Work instructions :: Quote each line of the material verbatim, without the pictures.

Dataset entries ::
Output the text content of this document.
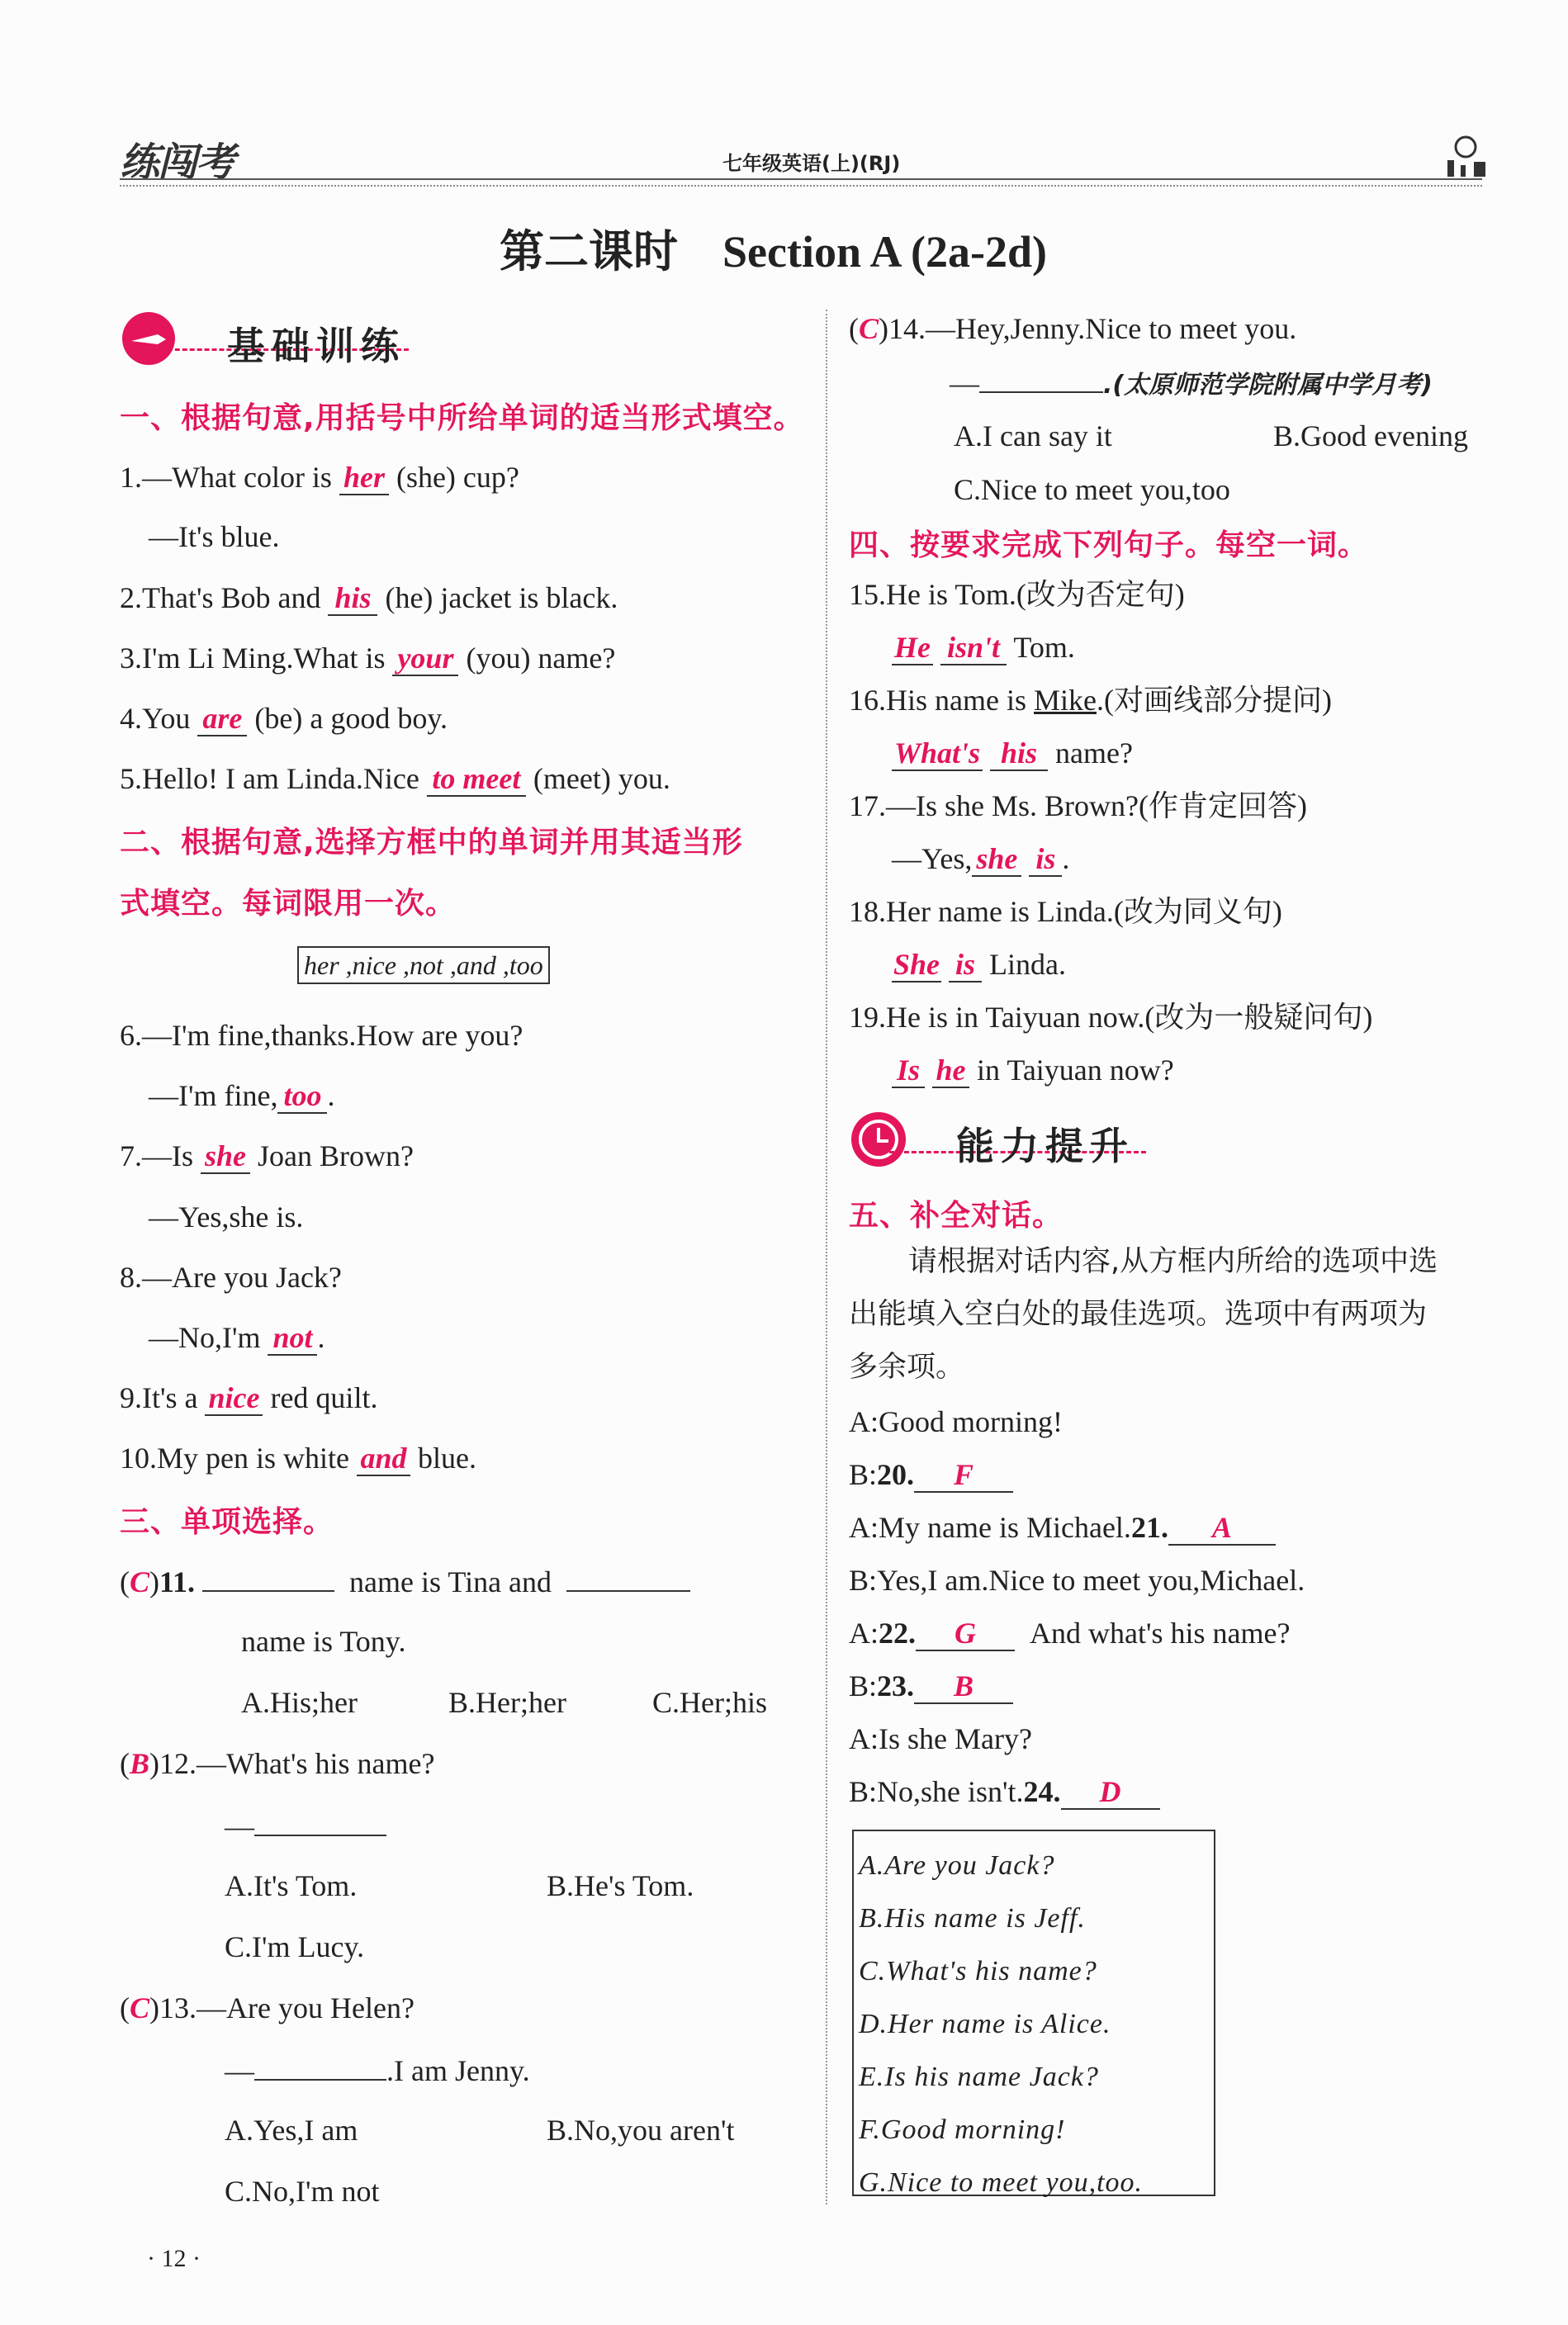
练闯考	七年级英语(上)(RJ)
第二课时　Section A (2a-2d)
基础训练
一、根据句意,用括号中所给单词的适当形式填空。
1.—What color is her (she) cup?
—It's blue.
2.That's Bob and his (he) jacket is black.
3.I'm Li Ming.What is your (you) name?
4.You are (be) a good boy.
5.Hello! I am Linda.Nice to meet (meet) you.
二、根据句意,选择方框中的单词并用其适当形
式填空。每词限用一次。
her ,nice ,not ,and ,too
6.—I'm fine,thanks.How are you?
—I'm fine, too .
7.—Is she Joan Brown?
—Yes,she is.
8.—Are you Jack?
—No,I'm not .
9.It's a nice red quilt.
10.My pen is white and blue.
三、单项选择。
(C)11.	name is Tina and
name is Tony.
A.His;her	B.Her;her	C.Her;his
(B)12.—What's his name?
—
A.It's Tom.	B.He's Tom.
C.I'm Lucy.
(C)13.—Are you Helen?
—	.I am Jenny.
A.Yes,I am	B.No,you aren't
C.No,I'm not
· 12 ·
(C)14.—Hey,Jenny.Nice to meet you.
—	.(太原师范学院附属中学月考)
A.I can say it	B.Good evening
C.Nice to meet you,too
四、按要求完成下列句子。每空一词。
15.He is Tom.(改为否定句)
He isn't Tom.
16.His name is Mike.(对画线部分提问)
What's his name?
17.—Is she Ms. Brown?(作肯定回答)
—Yes, she is .
18.Her name is Linda.(改为同义句)
She is Linda.
19.He is in Taiyuan now.(改为一般疑问句)
Is he in Taiyuan now?
能力提升
五、补全对话。
请根据对话内容,从方框内所给的选项中选
出能填入空白处的最佳选项。选项中有两项为
多余项。
A:Good morning!
B:20. F
A:My name is Michael.21. A
B:Yes,I am.Nice to meet you,Michael.
A:22. G And what's his name?
B:23. B
A:Is she Mary?
B:No,she isn't.24. D
A.Are you Jack?
B.His name is Jeff.
C.What's his name?
D.Her name is Alice.
E.Is his name Jack?
F.Good morning!
G.Nice to meet you,too.
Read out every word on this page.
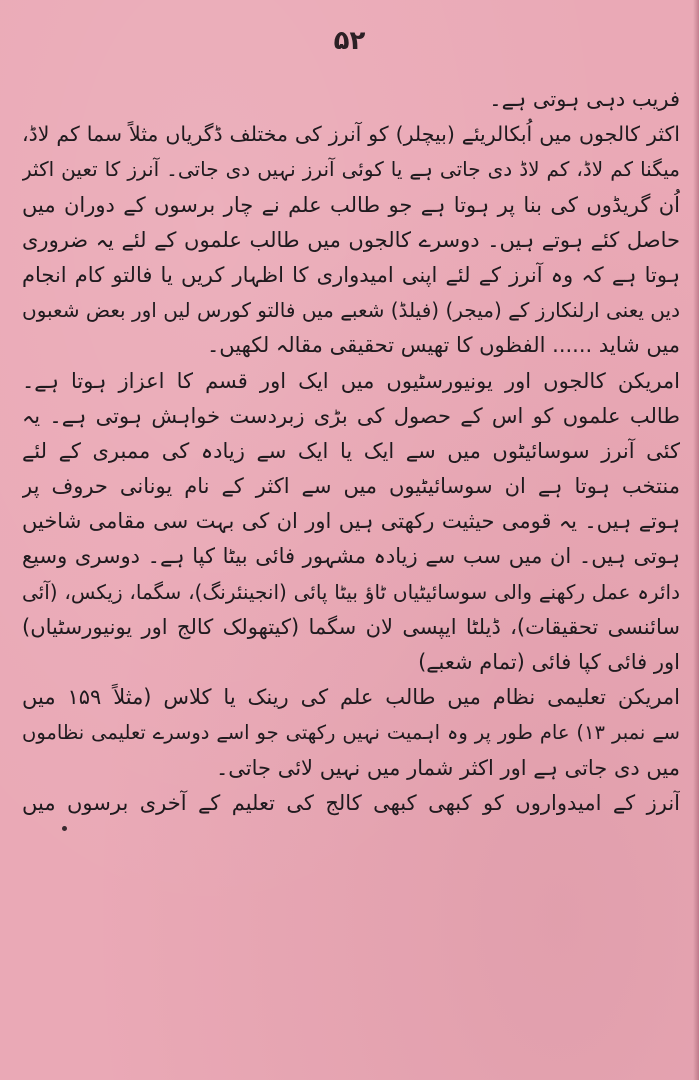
۵۲
فریب دہی ہوتی ہے۔
اکثر کالجوں میں اُبکالریئے (بیچلر) کو آنرز کی مختلف ڈگریاں مثلاً سما کم لاڈ،
میگنا کم لاڈ، کم لاڈ دی جاتی ہے یا کوئی آنرز نہیں دی جاتی۔ آنرز کا تعین اکثر
اُن گریڈوں کی بنا پر ہوتا ہے جو طالب علم نے چار برسوں کے دوران میں
حاصل کئے ہوتے ہیں۔ دوسرے کالجوں میں طالب علموں کے لئے یہ ضروری
ہوتا ہے کہ وہ آنرز کے لئے اپنی امیدواری کا اظہار کریں یا فالتو کام انجام
دیں یعنی ارلنکارز کے (میجر) (فیلڈ) شعبے میں فالتو کورس لیں اور بعض شعبوں
میں شاید ...... الفظوں کا تھیس تحقیقی مقالہ لکھیں۔
امریکن کالجوں اور یونیورسٹیوں میں ایک اور قسم کا اعزاز ہوتا ہے۔
طالب علموں کو اس کے حصول کی بڑی زبردست خواہش ہوتی ہے۔ یہ
کئی آنرز سوسائیٹوں میں سے ایک یا ایک سے زیادہ کی ممبری کے لئے
منتخب ہوتا ہے ان سوسائیٹیوں میں سے اکثر کے نام یونانی حروف پر
ہوتے ہیں۔ یہ قومی حیثیت رکھتی ہیں اور ان کی بہت سی مقامی شاخیں
ہوتی ہیں۔ ان میں سب سے زیادہ مشہور فائی بیٹا کپا ہے۔ دوسری وسیع
دائرہ عمل رکھنے والی سوسائیٹیاں ٹاؤ بیٹا پائی (انجینئرنگ)، سگما، زیکس، (آئی
سائنسی تحقیقات)، ڈیلٹا ایپسی لان سگما (کیتھولک کالج اور یونیورسٹیاں)
اور فائی کپا فائی (تمام شعبے)
امریکن تعلیمی نظام میں طالب علم کی رینک یا کلاس (مثلاً ۱۵۹ میں
سے نمبر ۱۳) عام طور پر وہ اہمیت نہیں رکھتی جو اسے دوسرے تعلیمی نظاموں
میں دی جاتی ہے اور اکثر شمار میں نہیں لائی جاتی۔
آنرز کے امیدواروں کو کبھی کبھی کالج کی تعلیم کے آخری برسوں میں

Written answer ::
Output the text content of this document.
练闯考	七年级英语(上)(RJ)
第二课时　Section A (2a-2d)
基础训练
一、根据句意,用括号中所给单词的适当形式填空。
1.—What color is her (she) cup?
—It's blue.
2.That's Bob and his (he) jacket is black.
3.I'm Li Ming.What is your (you) name?
4.You are (be) a good boy.
5.Hello! I am Linda.Nice to meet (meet) you.
二、根据句意,选择方框中的单词并用其适当形
式填空。每词限用一次。
her ,nice ,not ,and ,too
6.—I'm fine,thanks.How are you?
—I'm fine, too .
7.—Is she Joan Brown?
—Yes,she is.
8.—Are you Jack?
—No,I'm not .
9.It's a nice red quilt.
10.My pen is white and blue.
三、单项选择。
(C)11.	name is Tina and
name is Tony.
A.His;her	B.Her;her	C.Her;his
(B)12.—What's his name?
—
A.It's Tom.	B.He's Tom.
C.I'm Lucy.
(C)13.—Are you Helen?
—	.I am Jenny.
A.Yes,I am	B.No,you aren't
C.No,I'm not
· 12 ·
(C)14.—Hey,Jenny.Nice to meet you.
—	.(太原师范学院附属中学月考)
A.I can say it	B.Good evening
C.Nice to meet you,too
四、按要求完成下列句子。每空一词。
15.He is Tom.(改为否定句)
He isn't Tom.
16.His name is Mike.(对画线部分提问)
What's his name?
17.—Is she Ms. Brown?(作肯定回答)
—Yes, she is .
18.Her name is Linda.(改为同义句)
She is Linda.
19.He is in Taiyuan now.(改为一般疑问句)
Is he in Taiyuan now?
能力提升
五、补全对话。
请根据对话内容,从方框内所给的选项中选
出能填入空白处的最佳选项。选项中有两项为
多余项。
A:Good morning!
B:20. F
A:My name is Michael.21. A
B:Yes,I am.Nice to meet you,Michael.
A:22. G And what's his name?
B:23. B
A:Is she Mary?
B:No,she isn't.24. D
A.Are you Jack?
B.His name is Jeff.
C.What's his name?
D.Her name is Alice.
E.Is his name Jack?
F.Good morning!
G.Nice to meet you,too.
Read out every word on this page.
۵۲
فریب دہی ہوتی ہے۔
اکثر کالجوں میں اُبکالریئے (بیچلر) کو آنرز کی مختلف ڈگریاں مثلاً سما کم لاڈ،
میگنا کم لاڈ، کم لاڈ دی جاتی ہے یا کوئی آنرز نہیں دی جاتی۔ آنرز کا تعین اکثر
اُن گریڈوں کی بنا پر ہوتا ہے جو طالب علم نے چار برسوں کے دوران میں
حاصل کئے ہوتے ہیں۔ دوسرے کالجوں میں طالب علموں کے لئے یہ ضروری
ہوتا ہے کہ وہ آنرز کے لئے اپنی امیدواری کا اظہار کریں یا فالتو کام انجام
دیں یعنی ارلنکارز کے (میجر) (فیلڈ) شعبے میں فالتو کورس لیں اور بعض شعبوں
میں شاید ...... الفظوں کا تھیس تحقیقی مقالہ لکھیں۔
امریکن کالجوں اور یونیورسٹیوں میں ایک اور قسم کا اعزاز ہوتا ہے۔
طالب علموں کو اس کے حصول کی بڑی زبردست خواہش ہوتی ہے۔ یہ
کئی آنرز سوسائیٹوں میں سے ایک یا ایک سے زیادہ کی ممبری کے لئے
منتخب ہوتا ہے ان سوسائیٹیوں میں سے اکثر کے نام یونانی حروف پر
ہوتے ہیں۔ یہ قومی حیثیت رکھتی ہیں اور ان کی بہت سی مقامی شاخیں
ہوتی ہیں۔ ان میں سب سے زیادہ مشہور فائی بیٹا کپا ہے۔ دوسری وسیع
دائرہ عمل رکھنے والی سوسائیٹیاں ٹاؤ بیٹا پائی (انجینئرنگ)، سگما، زیکس، (آئی
سائنسی تحقیقات)، ڈیلٹا ایپسی لان سگما (کیتھولک کالج اور یونیورسٹیاں)
اور فائی کپا فائی (تمام شعبے)
امریکن تعلیمی نظام میں طالب علم کی رینک یا کلاس (مثلاً ۱۵۹ میں
سے نمبر ۱۳) عام طور پر وہ اہمیت نہیں رکھتی جو اسے دوسرے تعلیمی نظاموں
میں دی جاتی ہے اور اکثر شمار میں نہیں لائی جاتی۔
آنرز کے امیدواروں کو کبھی کبھی کالج کی تعلیم کے آخری برسوں میں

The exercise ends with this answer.